Records from a data collection:
==================================================

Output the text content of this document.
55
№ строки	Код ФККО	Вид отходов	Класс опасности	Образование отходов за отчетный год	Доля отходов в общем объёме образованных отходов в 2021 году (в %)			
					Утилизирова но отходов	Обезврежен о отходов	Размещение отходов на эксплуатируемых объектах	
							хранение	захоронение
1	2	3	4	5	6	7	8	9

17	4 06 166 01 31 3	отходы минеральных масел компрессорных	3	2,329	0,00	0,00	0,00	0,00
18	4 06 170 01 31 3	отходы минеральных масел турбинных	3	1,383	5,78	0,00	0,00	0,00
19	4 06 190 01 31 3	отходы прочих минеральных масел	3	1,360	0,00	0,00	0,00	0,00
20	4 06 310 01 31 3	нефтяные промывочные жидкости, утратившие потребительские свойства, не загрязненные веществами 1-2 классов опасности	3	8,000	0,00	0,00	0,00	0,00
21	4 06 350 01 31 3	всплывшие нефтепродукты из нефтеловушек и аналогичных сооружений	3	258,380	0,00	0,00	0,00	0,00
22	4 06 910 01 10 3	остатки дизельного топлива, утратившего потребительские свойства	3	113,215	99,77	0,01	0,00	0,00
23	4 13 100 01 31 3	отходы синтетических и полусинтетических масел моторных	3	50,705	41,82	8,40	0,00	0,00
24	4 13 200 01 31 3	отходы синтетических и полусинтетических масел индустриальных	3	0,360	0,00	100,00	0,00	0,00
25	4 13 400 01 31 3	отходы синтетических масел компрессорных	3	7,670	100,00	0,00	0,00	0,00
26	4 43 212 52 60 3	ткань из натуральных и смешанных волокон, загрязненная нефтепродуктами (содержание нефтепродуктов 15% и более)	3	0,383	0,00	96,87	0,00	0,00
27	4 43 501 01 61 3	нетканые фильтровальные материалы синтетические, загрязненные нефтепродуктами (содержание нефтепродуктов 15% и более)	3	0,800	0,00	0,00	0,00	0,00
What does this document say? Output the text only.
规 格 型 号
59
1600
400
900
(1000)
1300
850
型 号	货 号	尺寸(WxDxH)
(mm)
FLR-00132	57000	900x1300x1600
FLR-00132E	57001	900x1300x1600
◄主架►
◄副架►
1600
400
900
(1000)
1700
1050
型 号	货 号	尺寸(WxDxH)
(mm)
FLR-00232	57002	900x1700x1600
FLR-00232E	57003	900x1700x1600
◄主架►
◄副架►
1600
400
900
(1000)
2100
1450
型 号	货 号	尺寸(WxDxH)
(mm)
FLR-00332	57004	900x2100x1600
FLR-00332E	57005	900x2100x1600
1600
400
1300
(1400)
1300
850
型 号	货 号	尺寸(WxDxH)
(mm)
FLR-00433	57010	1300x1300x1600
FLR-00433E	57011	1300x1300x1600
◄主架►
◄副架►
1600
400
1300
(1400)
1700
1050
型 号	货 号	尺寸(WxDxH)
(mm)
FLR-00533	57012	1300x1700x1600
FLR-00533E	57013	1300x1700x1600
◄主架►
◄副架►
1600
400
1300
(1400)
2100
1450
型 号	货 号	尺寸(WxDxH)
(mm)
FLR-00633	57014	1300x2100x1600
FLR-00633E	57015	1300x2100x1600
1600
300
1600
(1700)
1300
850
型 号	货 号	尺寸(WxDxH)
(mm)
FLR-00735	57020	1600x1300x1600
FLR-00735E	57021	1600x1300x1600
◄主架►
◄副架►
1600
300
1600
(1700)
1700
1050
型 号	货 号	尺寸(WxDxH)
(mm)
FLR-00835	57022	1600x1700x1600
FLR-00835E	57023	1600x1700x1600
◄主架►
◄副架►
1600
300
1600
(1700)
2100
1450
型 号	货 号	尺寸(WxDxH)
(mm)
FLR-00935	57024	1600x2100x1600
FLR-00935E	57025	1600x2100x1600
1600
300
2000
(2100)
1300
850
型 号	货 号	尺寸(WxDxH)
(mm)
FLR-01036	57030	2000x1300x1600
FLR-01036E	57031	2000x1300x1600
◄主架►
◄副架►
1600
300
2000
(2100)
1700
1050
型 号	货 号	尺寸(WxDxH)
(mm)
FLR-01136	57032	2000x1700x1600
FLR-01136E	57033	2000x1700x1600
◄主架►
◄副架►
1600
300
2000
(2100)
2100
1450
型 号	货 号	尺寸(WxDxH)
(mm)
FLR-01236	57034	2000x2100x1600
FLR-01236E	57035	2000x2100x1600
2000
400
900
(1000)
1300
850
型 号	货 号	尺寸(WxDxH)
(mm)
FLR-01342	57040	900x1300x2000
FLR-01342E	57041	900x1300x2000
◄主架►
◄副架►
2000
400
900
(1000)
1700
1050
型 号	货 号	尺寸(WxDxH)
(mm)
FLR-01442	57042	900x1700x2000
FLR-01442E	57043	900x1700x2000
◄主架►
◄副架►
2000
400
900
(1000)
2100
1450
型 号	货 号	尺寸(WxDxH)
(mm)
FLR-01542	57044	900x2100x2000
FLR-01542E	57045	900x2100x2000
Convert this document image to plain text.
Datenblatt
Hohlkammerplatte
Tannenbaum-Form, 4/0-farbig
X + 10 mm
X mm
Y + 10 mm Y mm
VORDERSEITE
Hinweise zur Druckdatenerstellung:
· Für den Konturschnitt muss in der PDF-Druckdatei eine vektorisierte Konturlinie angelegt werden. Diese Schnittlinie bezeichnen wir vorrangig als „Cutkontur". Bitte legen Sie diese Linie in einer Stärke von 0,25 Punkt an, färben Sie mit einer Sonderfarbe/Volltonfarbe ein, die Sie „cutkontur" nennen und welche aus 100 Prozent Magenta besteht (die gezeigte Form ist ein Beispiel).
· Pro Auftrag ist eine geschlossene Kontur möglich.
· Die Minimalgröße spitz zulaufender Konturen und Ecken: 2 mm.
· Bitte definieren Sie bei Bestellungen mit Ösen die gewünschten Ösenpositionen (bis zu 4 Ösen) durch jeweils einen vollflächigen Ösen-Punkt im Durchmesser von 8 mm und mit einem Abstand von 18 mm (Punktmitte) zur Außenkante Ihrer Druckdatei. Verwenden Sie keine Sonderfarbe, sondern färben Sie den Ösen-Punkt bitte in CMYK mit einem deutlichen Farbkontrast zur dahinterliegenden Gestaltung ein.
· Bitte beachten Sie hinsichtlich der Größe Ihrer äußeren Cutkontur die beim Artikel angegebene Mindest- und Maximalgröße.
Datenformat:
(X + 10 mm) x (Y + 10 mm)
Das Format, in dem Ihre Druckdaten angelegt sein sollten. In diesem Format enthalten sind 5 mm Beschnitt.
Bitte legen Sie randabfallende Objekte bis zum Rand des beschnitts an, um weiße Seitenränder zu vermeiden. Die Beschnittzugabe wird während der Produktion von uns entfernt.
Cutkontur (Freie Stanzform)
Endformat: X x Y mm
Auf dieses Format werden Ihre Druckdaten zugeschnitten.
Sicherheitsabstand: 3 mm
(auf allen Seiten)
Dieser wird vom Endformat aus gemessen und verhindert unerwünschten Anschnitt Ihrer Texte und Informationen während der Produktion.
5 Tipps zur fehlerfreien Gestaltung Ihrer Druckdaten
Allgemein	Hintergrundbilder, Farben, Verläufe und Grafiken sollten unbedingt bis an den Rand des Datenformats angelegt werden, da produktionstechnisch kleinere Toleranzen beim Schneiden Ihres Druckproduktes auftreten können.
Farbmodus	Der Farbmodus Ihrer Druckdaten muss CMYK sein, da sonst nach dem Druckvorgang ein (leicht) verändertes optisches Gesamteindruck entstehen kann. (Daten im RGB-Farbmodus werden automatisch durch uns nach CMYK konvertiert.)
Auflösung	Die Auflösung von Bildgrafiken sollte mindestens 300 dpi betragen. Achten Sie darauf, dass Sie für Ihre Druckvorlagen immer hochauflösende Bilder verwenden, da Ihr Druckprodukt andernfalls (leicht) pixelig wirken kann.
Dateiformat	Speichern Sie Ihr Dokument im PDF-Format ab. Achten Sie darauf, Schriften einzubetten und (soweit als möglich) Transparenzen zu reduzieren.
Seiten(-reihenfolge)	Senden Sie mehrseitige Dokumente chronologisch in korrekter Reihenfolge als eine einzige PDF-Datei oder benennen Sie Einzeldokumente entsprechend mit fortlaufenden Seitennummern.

==================================================

Task brief:
Locate each line with the word "отходов" and copy it.

Solved exercise:
№ строки	Код ФККО	Вид отходов	Класс опасности	Образование отходов за отчетный год	Доля отходов в общем объёме образованных отходов в 2021 году (в %)			
					Утилизирова но отходов	Обезврежен о отходов	Размещение отходов на эксплуатируемых объектах	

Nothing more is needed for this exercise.